[Data entries]
──────────────────────────────

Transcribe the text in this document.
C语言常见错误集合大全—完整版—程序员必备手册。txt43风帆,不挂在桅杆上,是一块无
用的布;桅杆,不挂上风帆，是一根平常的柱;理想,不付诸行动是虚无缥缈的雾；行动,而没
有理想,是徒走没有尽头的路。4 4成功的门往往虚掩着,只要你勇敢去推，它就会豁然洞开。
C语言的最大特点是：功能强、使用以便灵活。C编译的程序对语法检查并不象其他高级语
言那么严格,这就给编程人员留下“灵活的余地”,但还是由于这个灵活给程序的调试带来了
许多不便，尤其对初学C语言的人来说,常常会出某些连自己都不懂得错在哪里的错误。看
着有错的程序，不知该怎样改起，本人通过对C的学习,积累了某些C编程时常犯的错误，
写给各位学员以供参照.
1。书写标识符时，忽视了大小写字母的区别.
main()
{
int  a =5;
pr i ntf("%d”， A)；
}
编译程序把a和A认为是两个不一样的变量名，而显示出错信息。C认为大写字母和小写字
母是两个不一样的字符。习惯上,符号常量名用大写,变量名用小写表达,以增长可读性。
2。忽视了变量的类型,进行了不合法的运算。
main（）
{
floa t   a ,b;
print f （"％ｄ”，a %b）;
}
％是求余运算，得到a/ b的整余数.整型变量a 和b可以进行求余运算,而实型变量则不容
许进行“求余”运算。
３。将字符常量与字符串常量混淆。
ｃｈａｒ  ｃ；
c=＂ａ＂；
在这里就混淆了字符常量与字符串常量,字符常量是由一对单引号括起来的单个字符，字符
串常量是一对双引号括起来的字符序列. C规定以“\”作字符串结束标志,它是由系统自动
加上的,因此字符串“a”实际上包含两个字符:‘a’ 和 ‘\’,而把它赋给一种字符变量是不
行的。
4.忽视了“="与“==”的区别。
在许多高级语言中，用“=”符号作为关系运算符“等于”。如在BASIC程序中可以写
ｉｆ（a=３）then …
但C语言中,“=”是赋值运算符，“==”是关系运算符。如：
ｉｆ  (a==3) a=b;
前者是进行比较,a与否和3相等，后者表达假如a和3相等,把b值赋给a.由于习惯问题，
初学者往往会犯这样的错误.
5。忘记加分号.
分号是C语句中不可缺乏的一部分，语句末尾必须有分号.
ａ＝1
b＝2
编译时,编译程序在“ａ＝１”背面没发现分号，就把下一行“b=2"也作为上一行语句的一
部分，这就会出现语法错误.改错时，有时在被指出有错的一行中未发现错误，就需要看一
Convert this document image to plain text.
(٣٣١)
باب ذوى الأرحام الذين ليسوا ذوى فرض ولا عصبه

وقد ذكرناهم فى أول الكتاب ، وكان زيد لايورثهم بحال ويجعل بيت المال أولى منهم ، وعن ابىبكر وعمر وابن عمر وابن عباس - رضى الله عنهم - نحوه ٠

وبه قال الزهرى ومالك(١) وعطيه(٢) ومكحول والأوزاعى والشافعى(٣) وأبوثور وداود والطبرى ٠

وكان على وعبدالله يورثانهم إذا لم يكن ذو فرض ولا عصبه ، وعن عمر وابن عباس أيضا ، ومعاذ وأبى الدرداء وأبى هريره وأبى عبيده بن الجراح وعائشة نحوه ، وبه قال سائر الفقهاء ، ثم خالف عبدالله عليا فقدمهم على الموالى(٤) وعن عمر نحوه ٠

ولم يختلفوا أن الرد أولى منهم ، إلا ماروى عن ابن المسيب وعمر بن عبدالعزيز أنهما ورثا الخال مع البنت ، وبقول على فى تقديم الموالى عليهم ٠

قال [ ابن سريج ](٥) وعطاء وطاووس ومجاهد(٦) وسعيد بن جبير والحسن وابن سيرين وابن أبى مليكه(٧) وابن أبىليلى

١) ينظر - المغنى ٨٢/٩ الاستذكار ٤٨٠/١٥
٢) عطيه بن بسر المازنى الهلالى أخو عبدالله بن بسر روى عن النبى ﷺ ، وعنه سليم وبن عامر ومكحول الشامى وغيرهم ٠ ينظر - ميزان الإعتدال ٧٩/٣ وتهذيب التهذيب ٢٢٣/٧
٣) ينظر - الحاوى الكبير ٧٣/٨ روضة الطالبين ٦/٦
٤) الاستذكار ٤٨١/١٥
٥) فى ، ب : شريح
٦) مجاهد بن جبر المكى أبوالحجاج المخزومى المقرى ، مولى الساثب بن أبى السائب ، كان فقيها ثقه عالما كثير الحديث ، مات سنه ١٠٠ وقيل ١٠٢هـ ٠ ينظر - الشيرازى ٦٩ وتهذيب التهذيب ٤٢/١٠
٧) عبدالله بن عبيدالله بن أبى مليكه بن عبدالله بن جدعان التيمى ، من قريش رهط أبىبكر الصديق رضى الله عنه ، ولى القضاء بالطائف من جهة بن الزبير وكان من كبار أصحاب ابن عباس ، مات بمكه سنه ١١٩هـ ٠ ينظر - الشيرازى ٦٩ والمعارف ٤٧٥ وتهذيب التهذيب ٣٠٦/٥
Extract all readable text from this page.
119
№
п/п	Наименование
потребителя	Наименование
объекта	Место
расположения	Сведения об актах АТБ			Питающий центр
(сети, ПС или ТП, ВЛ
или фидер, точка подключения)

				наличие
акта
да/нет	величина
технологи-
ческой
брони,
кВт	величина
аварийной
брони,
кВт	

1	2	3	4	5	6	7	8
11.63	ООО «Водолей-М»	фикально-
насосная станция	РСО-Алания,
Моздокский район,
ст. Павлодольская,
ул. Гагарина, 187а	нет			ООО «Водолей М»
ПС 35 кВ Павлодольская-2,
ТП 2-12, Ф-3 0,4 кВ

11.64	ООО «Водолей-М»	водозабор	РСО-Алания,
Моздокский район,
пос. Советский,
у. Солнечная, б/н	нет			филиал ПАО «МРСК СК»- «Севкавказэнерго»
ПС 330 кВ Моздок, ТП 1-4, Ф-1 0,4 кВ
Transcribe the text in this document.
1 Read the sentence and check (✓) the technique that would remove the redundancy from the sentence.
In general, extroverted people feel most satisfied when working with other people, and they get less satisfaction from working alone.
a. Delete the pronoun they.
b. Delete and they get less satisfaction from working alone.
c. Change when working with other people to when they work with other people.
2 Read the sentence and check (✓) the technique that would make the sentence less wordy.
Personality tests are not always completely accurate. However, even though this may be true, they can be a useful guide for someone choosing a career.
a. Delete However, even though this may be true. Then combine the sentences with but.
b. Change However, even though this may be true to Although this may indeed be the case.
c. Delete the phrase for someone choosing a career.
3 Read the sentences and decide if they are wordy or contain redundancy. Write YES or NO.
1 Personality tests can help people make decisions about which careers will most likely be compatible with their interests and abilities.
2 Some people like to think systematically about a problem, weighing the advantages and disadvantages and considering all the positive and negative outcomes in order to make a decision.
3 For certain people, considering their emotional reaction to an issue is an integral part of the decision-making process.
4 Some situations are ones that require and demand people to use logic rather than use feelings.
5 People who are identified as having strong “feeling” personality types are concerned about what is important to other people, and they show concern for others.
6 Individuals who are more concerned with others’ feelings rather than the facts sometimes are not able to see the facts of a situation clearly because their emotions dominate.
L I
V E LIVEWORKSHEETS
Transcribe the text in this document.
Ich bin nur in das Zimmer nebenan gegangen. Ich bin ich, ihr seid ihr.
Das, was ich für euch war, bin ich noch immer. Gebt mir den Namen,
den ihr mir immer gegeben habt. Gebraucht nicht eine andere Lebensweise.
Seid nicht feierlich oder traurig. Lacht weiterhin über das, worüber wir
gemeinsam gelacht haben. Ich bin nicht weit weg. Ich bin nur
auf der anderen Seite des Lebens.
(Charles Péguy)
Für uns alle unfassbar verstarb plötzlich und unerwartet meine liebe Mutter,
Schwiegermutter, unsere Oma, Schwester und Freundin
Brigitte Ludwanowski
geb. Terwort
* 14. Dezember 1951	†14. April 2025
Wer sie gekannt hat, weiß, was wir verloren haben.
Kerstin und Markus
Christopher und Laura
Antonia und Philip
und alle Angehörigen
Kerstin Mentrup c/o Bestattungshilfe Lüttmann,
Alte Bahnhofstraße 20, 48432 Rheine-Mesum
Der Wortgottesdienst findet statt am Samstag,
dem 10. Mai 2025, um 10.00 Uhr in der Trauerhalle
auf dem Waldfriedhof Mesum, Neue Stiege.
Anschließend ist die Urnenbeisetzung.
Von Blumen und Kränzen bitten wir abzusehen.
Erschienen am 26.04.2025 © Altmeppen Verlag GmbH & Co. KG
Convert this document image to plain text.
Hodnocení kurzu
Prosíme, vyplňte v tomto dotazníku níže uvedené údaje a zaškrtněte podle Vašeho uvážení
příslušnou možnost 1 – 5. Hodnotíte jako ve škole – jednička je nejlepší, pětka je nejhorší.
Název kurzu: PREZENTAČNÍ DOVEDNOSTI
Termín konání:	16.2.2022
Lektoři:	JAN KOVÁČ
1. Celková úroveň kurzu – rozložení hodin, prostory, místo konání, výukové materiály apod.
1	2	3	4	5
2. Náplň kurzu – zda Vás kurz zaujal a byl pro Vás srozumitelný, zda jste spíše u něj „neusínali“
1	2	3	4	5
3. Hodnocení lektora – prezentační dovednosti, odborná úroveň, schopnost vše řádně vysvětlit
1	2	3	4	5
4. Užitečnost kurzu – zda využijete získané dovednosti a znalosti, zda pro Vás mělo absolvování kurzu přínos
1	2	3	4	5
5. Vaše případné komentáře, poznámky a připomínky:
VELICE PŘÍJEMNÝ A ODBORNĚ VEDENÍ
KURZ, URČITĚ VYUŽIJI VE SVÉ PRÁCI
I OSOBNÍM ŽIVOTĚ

──────────────────────────────

> **What is asked**
Find every line that has "others" in it, then return those lines.

> **Task response**
5 People who are identified as having strong “feeling” personality types are concerned about what is important to other people, and they show concern for others.
6 Individuals who are more concerned with others’ feelings rather than the facts sometimes are not able to see the facts of a situation clearly because their emotions dominate.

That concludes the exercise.